Data rows
>> Begin
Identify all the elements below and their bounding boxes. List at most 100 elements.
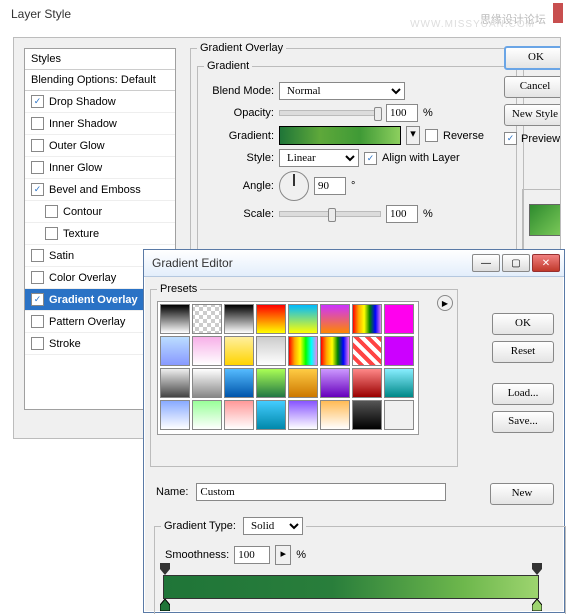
smooth-input[interactable]	[234, 546, 270, 564]
blend-mode-label: Blend Mode:	[204, 85, 274, 97]
deg-label: °	[351, 180, 355, 192]
preset-swatch[interactable]	[288, 336, 318, 366]
maximize-icon[interactable]: ▢	[502, 254, 530, 272]
style-texture[interactable]: Texture	[25, 223, 175, 245]
presets-menu-icon[interactable]: ▶	[437, 295, 453, 311]
checkbox[interactable]	[31, 315, 44, 328]
style-label: Drop Shadow	[49, 96, 116, 108]
angle-dial[interactable]	[279, 171, 309, 201]
preset-swatch[interactable]	[224, 400, 254, 430]
scale-input[interactable]	[386, 205, 418, 223]
style-drop-shadow[interactable]: Drop Shadow	[25, 91, 175, 113]
styles-header[interactable]: Styles	[25, 49, 175, 70]
preset-swatch[interactable]	[320, 368, 350, 398]
checkbox[interactable]	[31, 161, 44, 174]
style-inner-shadow[interactable]: Inner Shadow	[25, 113, 175, 135]
close-icon[interactable]: ✕	[532, 254, 560, 272]
preset-swatch[interactable]	[160, 304, 190, 334]
preset-swatch[interactable]	[224, 336, 254, 366]
gradient-bar[interactable]	[163, 575, 539, 599]
preset-swatch[interactable]	[320, 400, 350, 430]
checkbox[interactable]	[31, 337, 44, 350]
ge-save-button[interactable]: Save...	[492, 411, 554, 433]
opacity-stop-right[interactable]	[532, 563, 542, 575]
style-label: Texture	[63, 228, 99, 240]
checkbox[interactable]	[31, 271, 44, 284]
type-select[interactable]: Solid	[243, 517, 303, 535]
checkbox[interactable]	[45, 227, 58, 240]
style-label: Inner Glow	[49, 162, 102, 174]
ok-button[interactable]: OK	[504, 46, 561, 70]
scale-slider[interactable]	[279, 211, 381, 217]
preset-swatch[interactable]	[256, 336, 286, 366]
blend-mode-select[interactable]: Normal	[279, 82, 405, 100]
cancel-button[interactable]: Cancel	[504, 76, 561, 98]
smooth-dropdown[interactable]: ▸	[275, 545, 291, 565]
preset-swatch[interactable]	[224, 368, 254, 398]
preview-checkbox[interactable]	[504, 132, 517, 145]
ge-new-button[interactable]: New	[490, 483, 554, 505]
ge-load-button[interactable]: Load...	[492, 383, 554, 405]
name-label: Name:	[156, 486, 188, 498]
gradient-dropdown[interactable]: ▾	[406, 126, 420, 145]
checkbox[interactable]	[31, 95, 44, 108]
gradient-swatch[interactable]	[279, 126, 401, 145]
preset-swatch[interactable]	[256, 400, 286, 430]
style-select[interactable]: Linear	[279, 149, 359, 167]
preset-swatch[interactable]	[384, 304, 414, 334]
name-input[interactable]	[196, 483, 446, 501]
preset-swatch[interactable]	[288, 368, 318, 398]
preset-swatch[interactable]	[384, 336, 414, 366]
opacity-input[interactable]	[386, 104, 418, 122]
checkbox[interactable]	[31, 183, 44, 196]
ge-titlebar[interactable]: Gradient Editor — ▢ ✕	[144, 250, 564, 277]
preset-swatch[interactable]	[384, 368, 414, 398]
preset-swatch[interactable]	[256, 304, 286, 334]
preset-swatch[interactable]	[224, 304, 254, 334]
close-icon[interactable]	[553, 3, 563, 23]
opacity-stop-left[interactable]	[160, 563, 170, 575]
preset-swatch[interactable]	[352, 368, 382, 398]
preset-swatch[interactable]	[160, 400, 190, 430]
align-checkbox[interactable]	[364, 152, 377, 165]
preset-swatch[interactable]	[160, 336, 190, 366]
preset-swatch[interactable]	[320, 336, 350, 366]
checkbox[interactable]	[45, 205, 58, 218]
blending-options[interactable]: Blending Options: Default	[25, 70, 175, 91]
preset-swatch[interactable]	[288, 304, 318, 334]
preset-swatch[interactable]	[256, 368, 286, 398]
color-stop-left[interactable]	[160, 599, 170, 611]
reverse-checkbox[interactable]	[425, 129, 438, 142]
new-style-button[interactable]: New Style	[504, 104, 561, 126]
preset-swatch[interactable]	[288, 400, 318, 430]
checkbox[interactable]	[31, 249, 44, 262]
minimize-icon[interactable]: —	[472, 254, 500, 272]
go-legend: Gradient Overlay	[197, 42, 286, 54]
preset-swatch[interactable]	[192, 336, 222, 366]
checkbox[interactable]	[31, 139, 44, 152]
style-label: Contour	[63, 206, 102, 218]
preset-swatch[interactable]	[384, 400, 414, 430]
style-contour[interactable]: Contour	[25, 201, 175, 223]
color-stop-right[interactable]	[532, 599, 542, 611]
preset-swatch[interactable]	[320, 304, 350, 334]
checkbox[interactable]	[31, 117, 44, 130]
preset-swatch[interactable]	[352, 400, 382, 430]
preset-swatch[interactable]	[192, 400, 222, 430]
ge-buttons: OK Reset Load... Save...	[492, 313, 554, 439]
preset-swatch[interactable]	[352, 336, 382, 366]
preview-label: Preview	[521, 133, 560, 145]
ge-ok-button[interactable]: OK	[492, 313, 554, 335]
opacity-slider[interactable]	[279, 110, 381, 116]
ge-reset-button[interactable]: Reset	[492, 341, 554, 363]
preset-swatch[interactable]	[160, 368, 190, 398]
style-bevel-and-emboss[interactable]: Bevel and Emboss	[25, 179, 175, 201]
preset-swatch[interactable]	[192, 304, 222, 334]
presets-group: Presets ▶	[150, 283, 458, 467]
preset-swatch[interactable]	[352, 304, 382, 334]
preset-swatch[interactable]	[192, 368, 222, 398]
checkbox[interactable]	[31, 293, 44, 306]
angle-input[interactable]	[314, 177, 346, 195]
style-inner-glow[interactable]: Inner Glow	[25, 157, 175, 179]
style-outer-glow[interactable]: Outer Glow	[25, 135, 175, 157]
>> End
Copy every line of the records above word for word, leaving out the pictures.

Identify all the elements below and their bounding boxes. List at most 100 elements.
smooth-input[interactable]	[234, 546, 270, 564]
blend-mode-label: Blend Mode:	[204, 85, 274, 97]
deg-label: °	[351, 180, 355, 192]
preset-swatch[interactable]	[288, 336, 318, 366]
maximize-icon[interactable]: ▢	[502, 254, 530, 272]
style-texture[interactable]: Texture	[25, 223, 175, 245]
presets-menu-icon[interactable]: ▶	[437, 295, 453, 311]
checkbox[interactable]	[31, 315, 44, 328]
style-label: Drop Shadow	[49, 96, 116, 108]
angle-dial[interactable]	[279, 171, 309, 201]
preset-swatch[interactable]	[224, 400, 254, 430]
scale-input[interactable]	[386, 205, 418, 223]
style-drop-shadow[interactable]: Drop Shadow	[25, 91, 175, 113]
styles-header[interactable]: Styles	[25, 49, 175, 70]
preset-swatch[interactable]	[320, 368, 350, 398]
checkbox[interactable]	[31, 161, 44, 174]
style-inner-shadow[interactable]: Inner Shadow	[25, 113, 175, 135]
close-icon[interactable]: ✕	[532, 254, 560, 272]
preset-swatch[interactable]	[160, 304, 190, 334]
preset-swatch[interactable]	[224, 336, 254, 366]
gradient-bar[interactable]	[163, 575, 539, 599]
preset-swatch[interactable]	[320, 400, 350, 430]
checkbox[interactable]	[31, 337, 44, 350]
ge-save-button[interactable]: Save...	[492, 411, 554, 433]
opacity-stop-right[interactable]	[532, 563, 542, 575]
style-label: Texture	[63, 228, 99, 240]
checkbox[interactable]	[31, 271, 44, 284]
type-select[interactable]: Solid	[243, 517, 303, 535]
checkbox[interactable]	[45, 227, 58, 240]
style-label: Inner Glow	[49, 162, 102, 174]
ok-button[interactable]: OK	[504, 46, 561, 70]
scale-slider[interactable]	[279, 211, 381, 217]
preset-swatch[interactable]	[256, 336, 286, 366]
blend-mode-select[interactable]: Normal	[279, 82, 405, 100]
cancel-button[interactable]: Cancel	[504, 76, 561, 98]
smooth-dropdown[interactable]: ▸	[275, 545, 291, 565]
preset-swatch[interactable]	[224, 368, 254, 398]
preview-checkbox[interactable]	[504, 132, 517, 145]
ge-new-button[interactable]: New	[490, 483, 554, 505]
ge-load-button[interactable]: Load...	[492, 383, 554, 405]
name-label: Name:	[156, 486, 188, 498]
gradient-dropdown[interactable]: ▾	[406, 126, 420, 145]
checkbox[interactable]	[31, 95, 44, 108]
gradient-swatch[interactable]	[279, 126, 401, 145]
preset-swatch[interactable]	[256, 400, 286, 430]
style-select[interactable]: Linear	[279, 149, 359, 167]
preset-swatch[interactable]	[384, 304, 414, 334]
name-input[interactable]	[196, 483, 446, 501]
preset-swatch[interactable]	[288, 368, 318, 398]
preset-swatch[interactable]	[384, 336, 414, 366]
opacity-input[interactable]	[386, 104, 418, 122]
checkbox[interactable]	[31, 183, 44, 196]
ge-titlebar[interactable]: Gradient Editor — ▢ ✕	[144, 250, 564, 277]
preset-swatch[interactable]	[384, 368, 414, 398]
preset-swatch[interactable]	[256, 304, 286, 334]
preset-swatch[interactable]	[224, 304, 254, 334]
close-icon[interactable]	[553, 3, 563, 23]
opacity-stop-left[interactable]	[160, 563, 170, 575]
preset-swatch[interactable]	[352, 368, 382, 398]
preset-swatch[interactable]	[160, 400, 190, 430]
align-checkbox[interactable]	[364, 152, 377, 165]
preset-swatch[interactable]	[160, 336, 190, 366]
preset-swatch[interactable]	[320, 336, 350, 366]
checkbox[interactable]	[45, 205, 58, 218]
blending-options[interactable]: Blending Options: Default	[25, 70, 175, 91]
preset-swatch[interactable]	[288, 304, 318, 334]
preset-swatch[interactable]	[256, 368, 286, 398]
color-stop-left[interactable]	[160, 599, 170, 611]
reverse-checkbox[interactable]	[425, 129, 438, 142]
new-style-button[interactable]: New Style	[504, 104, 561, 126]
preset-swatch[interactable]	[288, 400, 318, 430]
checkbox[interactable]	[31, 249, 44, 262]
minimize-icon[interactable]: —	[472, 254, 500, 272]
go-legend: Gradient Overlay	[197, 42, 286, 54]
preset-swatch[interactable]	[192, 336, 222, 366]
checkbox[interactable]	[31, 139, 44, 152]
style-label: Contour	[63, 206, 102, 218]
preset-swatch[interactable]	[384, 400, 414, 430]
style-contour[interactable]: Contour	[25, 201, 175, 223]
color-stop-right[interactable]	[532, 599, 542, 611]
preset-swatch[interactable]	[320, 304, 350, 334]
checkbox[interactable]	[31, 117, 44, 130]
preset-swatch[interactable]	[352, 400, 382, 430]
preset-swatch[interactable]	[192, 400, 222, 430]
ge-buttons: OK Reset Load... Save...	[492, 313, 554, 439]
preset-swatch[interactable]	[352, 336, 382, 366]
preview-label: Preview	[521, 133, 560, 145]
ge-ok-button[interactable]: OK	[492, 313, 554, 335]
opacity-slider[interactable]	[279, 110, 381, 116]
ge-reset-button[interactable]: Reset	[492, 341, 554, 363]
preset-swatch[interactable]	[160, 368, 190, 398]
style-bevel-and-emboss[interactable]: Bevel and Emboss	[25, 179, 175, 201]
preset-swatch[interactable]	[192, 304, 222, 334]
presets-group: Presets ▶	[150, 283, 458, 467]
preset-swatch[interactable]	[352, 304, 382, 334]
preset-swatch[interactable]	[192, 368, 222, 398]
checkbox[interactable]	[31, 293, 44, 306]
angle-input[interactable]	[314, 177, 346, 195]
style-inner-glow[interactable]: Inner Glow	[25, 157, 175, 179]
style-outer-glow[interactable]: Outer Glow	[25, 135, 175, 157]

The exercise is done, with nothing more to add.